| 作業指示 |
1) サーバセキュリティの記事を更新すること。「企業にとってデータは重要な資」から「荷が高くなる傾向にあります。」までをすべて書き出し、その中の「セキュリティ対策」を「防御策」に置き換えること。
2) サーバセキュリティの記事について、次の問いに答えること。
(a) サイバー攻撃の手口は年々どうなっているか。
(b) オンプレミス環境では、どのような要件を満たすよう設計できるか。
(c) 多大な工数を割かれるセキュリティ業務として、どのような例が挙げられているか。
3) サーバセキュリティの記事にある次の一文を英語に訳すこと。「サーバやネットワーク機器などのハードウェアの保守、運用管理、障害対応、性能チューニングなどの専門的な作業が必要になります。」

| 原文抜粋 |
サーバセキュリティの課題とクラウド活用のポイント

サーバセキュリティの課題とクラウド活用のポイント

企業にとってデータは重要な資産であり、サーバのセキュリティ対策は欠かせません。しかし、サイバー攻撃の手口は年々巧妙化し、セキュリティ対応の重要性が増しています。
この状況のなか、それぞれ異なる特徴を持つオンプレミス環境とクラウドサービスから、自社に最適なサーバ環境を選択することが求められています。本記事では、オンプレミスとクラウドのセキュリティ面での特徴と、適切なサーバセキュリティ運用のポイントについて解説します。

Contents

オンプレミス運用の課題

オンプレミス環境でサーバを運用する企業は、セキュリティ確保のために多くの課題に直面しています。以下のような課題は、IT部門の業務効率を低下させ、ビジネスの成長を阻害する要因ともなり得ます。

セキュリティ対策の負担増大

オンプレミス環境では、「カスタマイズ性の高い独自のセキュリティ要件」を満たすよう設計することが可能です。自社のビジネス特性に合わせた、きめ細やかなセキュリティ対策を講じられるのは大きな利点といえるでしょう。ただし、その分、運用負荷が高くなる傾向にあります。

サイバー攻撃は日々進化を遂げ、企業はその対策に追われ新たな脅威に対応することが求められています。脆弱性対策やログ分析など、セキュリティ業務に多大な工数を割かれ、本来のビジネス課題に取り組む時間が削がれてしまいます。

クラウド環境、オンプレミス環境を問わずOSやソフトウェアの定期的な更新は必要不可欠ですが、オンプレミス環境ではこれらに加えて、自社で機器を保有しているがゆえの負担が発生します。サーバやネットワーク機器などのハードウェアの保守、運用管理、障害対応、性能チューニングなどの専門的な作業が必要になります。

| 抜粋データ |
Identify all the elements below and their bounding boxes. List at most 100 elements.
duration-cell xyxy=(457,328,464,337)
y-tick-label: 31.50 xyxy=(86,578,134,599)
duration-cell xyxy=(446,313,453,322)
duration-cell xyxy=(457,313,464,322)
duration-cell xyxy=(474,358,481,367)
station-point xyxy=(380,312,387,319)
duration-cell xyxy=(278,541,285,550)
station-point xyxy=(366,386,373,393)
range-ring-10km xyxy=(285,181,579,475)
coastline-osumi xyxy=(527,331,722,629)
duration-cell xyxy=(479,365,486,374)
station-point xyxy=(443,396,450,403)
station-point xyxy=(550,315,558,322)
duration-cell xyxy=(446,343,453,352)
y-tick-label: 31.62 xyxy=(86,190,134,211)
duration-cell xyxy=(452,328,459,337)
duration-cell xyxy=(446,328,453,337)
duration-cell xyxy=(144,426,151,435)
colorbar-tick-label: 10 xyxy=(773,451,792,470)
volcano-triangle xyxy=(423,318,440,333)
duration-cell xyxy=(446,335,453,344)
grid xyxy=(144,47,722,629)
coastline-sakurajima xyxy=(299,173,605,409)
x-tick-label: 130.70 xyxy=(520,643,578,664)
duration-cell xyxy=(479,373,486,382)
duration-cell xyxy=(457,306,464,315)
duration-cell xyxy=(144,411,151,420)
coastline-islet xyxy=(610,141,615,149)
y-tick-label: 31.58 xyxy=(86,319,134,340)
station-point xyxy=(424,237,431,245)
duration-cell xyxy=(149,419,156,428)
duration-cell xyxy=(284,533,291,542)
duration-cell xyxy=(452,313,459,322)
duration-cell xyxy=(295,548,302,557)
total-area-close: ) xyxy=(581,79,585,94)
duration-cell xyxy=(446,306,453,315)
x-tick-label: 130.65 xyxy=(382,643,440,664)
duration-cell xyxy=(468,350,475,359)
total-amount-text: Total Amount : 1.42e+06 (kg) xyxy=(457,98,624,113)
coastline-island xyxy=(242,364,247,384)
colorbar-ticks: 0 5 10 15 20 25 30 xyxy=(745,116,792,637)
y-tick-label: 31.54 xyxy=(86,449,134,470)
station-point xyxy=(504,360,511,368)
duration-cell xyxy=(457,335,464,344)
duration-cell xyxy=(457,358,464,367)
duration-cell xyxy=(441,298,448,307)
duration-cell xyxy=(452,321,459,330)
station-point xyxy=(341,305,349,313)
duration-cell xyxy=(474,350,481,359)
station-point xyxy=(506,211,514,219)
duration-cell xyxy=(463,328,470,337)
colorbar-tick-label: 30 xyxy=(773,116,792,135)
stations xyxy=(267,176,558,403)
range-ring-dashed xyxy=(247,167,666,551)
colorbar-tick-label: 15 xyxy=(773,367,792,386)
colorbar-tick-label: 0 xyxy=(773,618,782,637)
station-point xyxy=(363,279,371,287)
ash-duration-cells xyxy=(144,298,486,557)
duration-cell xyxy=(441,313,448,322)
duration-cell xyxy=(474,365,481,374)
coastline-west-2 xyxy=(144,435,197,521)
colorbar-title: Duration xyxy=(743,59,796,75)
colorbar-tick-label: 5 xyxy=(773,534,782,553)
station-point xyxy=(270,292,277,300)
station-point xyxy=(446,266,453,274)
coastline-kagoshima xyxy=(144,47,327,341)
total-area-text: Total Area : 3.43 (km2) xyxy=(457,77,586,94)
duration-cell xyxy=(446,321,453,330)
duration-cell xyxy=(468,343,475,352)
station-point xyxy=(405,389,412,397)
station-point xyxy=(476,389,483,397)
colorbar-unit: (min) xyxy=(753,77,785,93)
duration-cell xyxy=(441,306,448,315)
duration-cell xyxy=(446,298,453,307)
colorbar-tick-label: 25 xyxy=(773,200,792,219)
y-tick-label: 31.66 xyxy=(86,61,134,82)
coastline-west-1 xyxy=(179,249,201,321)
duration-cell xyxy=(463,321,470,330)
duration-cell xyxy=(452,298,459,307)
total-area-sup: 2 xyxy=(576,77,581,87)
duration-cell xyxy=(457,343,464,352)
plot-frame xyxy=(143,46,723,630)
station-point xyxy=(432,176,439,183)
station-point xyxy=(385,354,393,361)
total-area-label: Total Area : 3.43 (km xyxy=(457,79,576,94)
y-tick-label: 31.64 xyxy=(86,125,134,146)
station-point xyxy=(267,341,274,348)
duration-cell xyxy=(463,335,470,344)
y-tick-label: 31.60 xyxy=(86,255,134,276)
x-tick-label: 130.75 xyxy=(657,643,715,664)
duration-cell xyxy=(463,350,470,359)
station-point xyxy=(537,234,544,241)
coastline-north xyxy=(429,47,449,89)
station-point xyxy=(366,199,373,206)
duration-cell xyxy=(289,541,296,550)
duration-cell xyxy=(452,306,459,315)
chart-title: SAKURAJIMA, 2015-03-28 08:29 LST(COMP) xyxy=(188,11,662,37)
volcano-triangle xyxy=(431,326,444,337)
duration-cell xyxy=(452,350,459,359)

| 作業ごとの回答 |
1)
企業にとってデータは重要な資産であり、サーバの防御策は欠かせません。しかし、サイバー攻撃の手口は年々巧妙化し、セキュリティ対応の重要性が増しています。
この状況のなか、それぞれ異なる特徴を持つオンプレミス環境とクラウドサービスから、自社に最適なサーバ環境を選択することが求められています。本記事では、オンプレミスとクラウドのセキュリティ面での特徴と、適切なサーバセキュリティ運用のポイントについて解説します。

Contents

オンプレミス運用の課題

オンプレミス環境でサーバを運用する企業は、セキュリティ確保のために多くの課題に直面しています。以下のような課題は、IT部門の業務効率を低下させ、ビジネスの成長を阻害する要因ともなり得ます。

防御策の負担増大

オンプレミス環境では、「カスタマイズ性の高い独自のセキュリティ要件」を満たすよう設計することが可能です。自社のビジネス特性に合わせた、きめ細やかな防御策を講じられるのは大きな利点といえるでしょう。ただし、その分、運用負荷が高くなる傾向にあります。

2)
(a) 巧妙化している。
(b) カスタマイズ性の高い独自のセキュリティ要件。
(c) 脆弱性対策やログ分析。

3) Specialized work becomes necessary, such as maintenance, operational management, failure response, and performance tuning of hardware like servers and network equipment.